* **Your task**
Copy out verbatim the portion of the listing that begins with its first line and ends with the line containing "search-tab-journals[interactable]: 数字期刊库 (478, 4, 566, 36)", including both of those lines.

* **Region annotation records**
---

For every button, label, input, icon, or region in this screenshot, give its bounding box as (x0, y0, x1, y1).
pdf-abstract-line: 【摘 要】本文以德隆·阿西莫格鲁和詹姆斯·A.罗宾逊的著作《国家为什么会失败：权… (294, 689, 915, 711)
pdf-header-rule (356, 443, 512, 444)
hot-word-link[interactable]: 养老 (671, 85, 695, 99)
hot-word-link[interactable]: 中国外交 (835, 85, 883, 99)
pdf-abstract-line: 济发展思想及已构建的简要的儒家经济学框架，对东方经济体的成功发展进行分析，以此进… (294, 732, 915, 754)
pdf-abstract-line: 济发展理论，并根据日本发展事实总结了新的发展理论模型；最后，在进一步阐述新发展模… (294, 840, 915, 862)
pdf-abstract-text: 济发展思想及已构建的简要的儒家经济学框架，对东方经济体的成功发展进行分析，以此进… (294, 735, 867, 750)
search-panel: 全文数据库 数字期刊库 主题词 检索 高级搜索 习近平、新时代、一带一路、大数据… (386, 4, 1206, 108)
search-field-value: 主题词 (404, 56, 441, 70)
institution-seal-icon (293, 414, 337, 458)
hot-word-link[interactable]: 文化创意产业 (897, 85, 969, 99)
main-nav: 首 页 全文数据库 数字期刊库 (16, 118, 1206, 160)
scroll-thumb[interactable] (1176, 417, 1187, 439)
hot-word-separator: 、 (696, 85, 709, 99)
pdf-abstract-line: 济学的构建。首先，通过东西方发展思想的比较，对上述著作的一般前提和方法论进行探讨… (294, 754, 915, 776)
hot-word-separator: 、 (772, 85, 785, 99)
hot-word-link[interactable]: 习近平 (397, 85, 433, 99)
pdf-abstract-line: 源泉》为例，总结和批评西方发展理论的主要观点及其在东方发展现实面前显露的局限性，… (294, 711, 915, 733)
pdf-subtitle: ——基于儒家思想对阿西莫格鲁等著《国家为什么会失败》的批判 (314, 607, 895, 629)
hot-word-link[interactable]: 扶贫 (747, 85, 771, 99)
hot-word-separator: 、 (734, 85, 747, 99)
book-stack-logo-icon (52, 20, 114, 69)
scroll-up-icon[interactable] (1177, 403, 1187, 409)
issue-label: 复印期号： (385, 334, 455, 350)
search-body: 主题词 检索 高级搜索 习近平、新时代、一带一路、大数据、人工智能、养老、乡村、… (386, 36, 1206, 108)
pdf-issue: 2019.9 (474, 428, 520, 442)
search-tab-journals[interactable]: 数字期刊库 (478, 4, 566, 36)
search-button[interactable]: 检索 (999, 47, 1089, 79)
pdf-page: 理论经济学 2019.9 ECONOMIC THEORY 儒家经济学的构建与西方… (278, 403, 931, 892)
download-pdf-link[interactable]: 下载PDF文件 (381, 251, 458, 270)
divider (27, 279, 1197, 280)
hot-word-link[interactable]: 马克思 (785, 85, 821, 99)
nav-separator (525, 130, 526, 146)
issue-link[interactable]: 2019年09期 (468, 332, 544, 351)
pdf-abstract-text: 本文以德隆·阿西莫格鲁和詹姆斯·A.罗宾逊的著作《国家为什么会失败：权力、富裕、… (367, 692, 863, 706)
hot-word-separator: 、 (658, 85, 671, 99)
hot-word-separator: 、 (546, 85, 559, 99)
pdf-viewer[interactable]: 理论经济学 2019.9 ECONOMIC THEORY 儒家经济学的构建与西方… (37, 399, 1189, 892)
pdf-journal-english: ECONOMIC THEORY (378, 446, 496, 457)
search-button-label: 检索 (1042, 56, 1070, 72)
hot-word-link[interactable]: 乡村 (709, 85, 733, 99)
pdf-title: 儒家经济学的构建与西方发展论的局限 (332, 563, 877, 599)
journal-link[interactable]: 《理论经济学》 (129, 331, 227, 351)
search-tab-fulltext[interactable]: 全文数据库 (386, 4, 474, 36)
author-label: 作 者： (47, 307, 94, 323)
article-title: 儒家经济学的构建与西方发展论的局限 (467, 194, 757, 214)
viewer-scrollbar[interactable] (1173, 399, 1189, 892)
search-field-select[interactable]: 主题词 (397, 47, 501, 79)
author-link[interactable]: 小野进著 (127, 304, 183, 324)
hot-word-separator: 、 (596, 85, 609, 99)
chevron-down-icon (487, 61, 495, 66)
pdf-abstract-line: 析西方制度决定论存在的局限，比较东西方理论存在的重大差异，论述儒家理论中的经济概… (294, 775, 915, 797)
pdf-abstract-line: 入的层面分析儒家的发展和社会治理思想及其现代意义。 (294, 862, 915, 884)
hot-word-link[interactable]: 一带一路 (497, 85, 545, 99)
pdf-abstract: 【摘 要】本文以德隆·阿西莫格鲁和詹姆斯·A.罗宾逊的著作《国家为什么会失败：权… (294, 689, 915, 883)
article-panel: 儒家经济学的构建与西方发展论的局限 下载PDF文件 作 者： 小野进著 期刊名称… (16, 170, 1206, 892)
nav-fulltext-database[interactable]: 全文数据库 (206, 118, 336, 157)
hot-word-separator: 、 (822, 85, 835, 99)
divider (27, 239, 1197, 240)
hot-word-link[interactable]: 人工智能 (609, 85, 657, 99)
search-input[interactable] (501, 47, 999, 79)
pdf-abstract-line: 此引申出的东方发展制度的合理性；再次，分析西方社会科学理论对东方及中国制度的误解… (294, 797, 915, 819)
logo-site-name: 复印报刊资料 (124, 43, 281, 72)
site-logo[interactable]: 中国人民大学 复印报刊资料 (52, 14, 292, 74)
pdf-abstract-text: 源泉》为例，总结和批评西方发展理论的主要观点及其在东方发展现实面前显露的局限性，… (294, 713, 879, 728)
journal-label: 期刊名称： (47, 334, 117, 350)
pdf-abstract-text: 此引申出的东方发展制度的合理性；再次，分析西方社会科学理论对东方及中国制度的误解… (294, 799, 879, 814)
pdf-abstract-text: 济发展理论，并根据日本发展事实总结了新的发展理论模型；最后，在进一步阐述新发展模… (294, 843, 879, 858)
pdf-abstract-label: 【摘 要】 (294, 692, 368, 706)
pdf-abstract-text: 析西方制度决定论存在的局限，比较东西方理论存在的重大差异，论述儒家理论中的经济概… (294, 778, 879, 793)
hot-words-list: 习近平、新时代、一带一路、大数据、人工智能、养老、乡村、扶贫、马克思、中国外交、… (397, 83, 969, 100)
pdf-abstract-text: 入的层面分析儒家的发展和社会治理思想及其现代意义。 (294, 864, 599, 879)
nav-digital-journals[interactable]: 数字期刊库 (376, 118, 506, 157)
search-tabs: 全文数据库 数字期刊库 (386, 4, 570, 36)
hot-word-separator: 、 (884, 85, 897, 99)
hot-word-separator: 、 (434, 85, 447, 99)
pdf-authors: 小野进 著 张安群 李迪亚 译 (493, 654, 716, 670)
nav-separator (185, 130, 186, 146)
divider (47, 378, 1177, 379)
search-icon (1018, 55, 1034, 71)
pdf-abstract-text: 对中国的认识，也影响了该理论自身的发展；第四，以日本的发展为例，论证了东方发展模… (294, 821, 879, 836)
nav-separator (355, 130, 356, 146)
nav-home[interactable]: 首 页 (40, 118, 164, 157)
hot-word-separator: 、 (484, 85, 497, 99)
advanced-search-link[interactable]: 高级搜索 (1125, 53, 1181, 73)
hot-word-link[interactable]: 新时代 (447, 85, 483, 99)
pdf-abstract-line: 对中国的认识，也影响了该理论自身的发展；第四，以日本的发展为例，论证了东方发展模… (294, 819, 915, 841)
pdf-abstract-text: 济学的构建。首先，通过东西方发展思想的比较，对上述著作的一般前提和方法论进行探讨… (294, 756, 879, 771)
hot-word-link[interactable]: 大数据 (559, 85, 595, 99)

---

* **Result for this task**
For every button, label, input, icon, or region in this screenshot, give its bounding box as (x0, y0, x1, y1).
pdf-abstract-line: 【摘 要】本文以德隆·阿西莫格鲁和詹姆斯·A.罗宾逊的著作《国家为什么会失败：权… (294, 689, 915, 711)
pdf-header-rule (356, 443, 512, 444)
hot-word-link[interactable]: 养老 (671, 85, 695, 99)
hot-word-link[interactable]: 中国外交 (835, 85, 883, 99)
pdf-abstract-line: 济发展思想及已构建的简要的儒家经济学框架，对东方经济体的成功发展进行分析，以此进… (294, 732, 915, 754)
pdf-abstract-line: 济发展理论，并根据日本发展事实总结了新的发展理论模型；最后，在进一步阐述新发展模… (294, 840, 915, 862)
pdf-abstract-text: 济发展思想及已构建的简要的儒家经济学框架，对东方经济体的成功发展进行分析，以此进… (294, 735, 867, 750)
search-panel: 全文数据库 数字期刊库 主题词 检索 高级搜索 习近平、新时代、一带一路、大数据… (386, 4, 1206, 108)
search-field-value: 主题词 (404, 56, 441, 70)
institution-seal-icon (293, 414, 337, 458)
hot-word-link[interactable]: 文化创意产业 (897, 85, 969, 99)
main-nav: 首 页 全文数据库 数字期刊库 (16, 118, 1206, 160)
scroll-thumb[interactable] (1176, 417, 1187, 439)
hot-word-separator: 、 (696, 85, 709, 99)
pdf-abstract-line: 济学的构建。首先，通过东西方发展思想的比较，对上述著作的一般前提和方法论进行探讨… (294, 754, 915, 776)
hot-word-separator: 、 (772, 85, 785, 99)
hot-word-link[interactable]: 习近平 (397, 85, 433, 99)
pdf-abstract-line: 源泉》为例，总结和批评西方发展理论的主要观点及其在东方发展现实面前显露的局限性，… (294, 711, 915, 733)
pdf-subtitle: ——基于儒家思想对阿西莫格鲁等著《国家为什么会失败》的批判 (314, 607, 895, 629)
hot-word-link[interactable]: 扶贫 (747, 85, 771, 99)
hot-word-separator: 、 (734, 85, 747, 99)
book-stack-logo-icon (52, 20, 114, 69)
scroll-up-icon[interactable] (1177, 403, 1187, 409)
issue-label: 复印期号： (385, 334, 455, 350)
search-body: 主题词 检索 高级搜索 习近平、新时代、一带一路、大数据、人工智能、养老、乡村、… (386, 36, 1206, 108)
pdf-issue: 2019.9 (474, 428, 520, 442)
search-tab-journals[interactable]: 数字期刊库 (478, 4, 566, 36)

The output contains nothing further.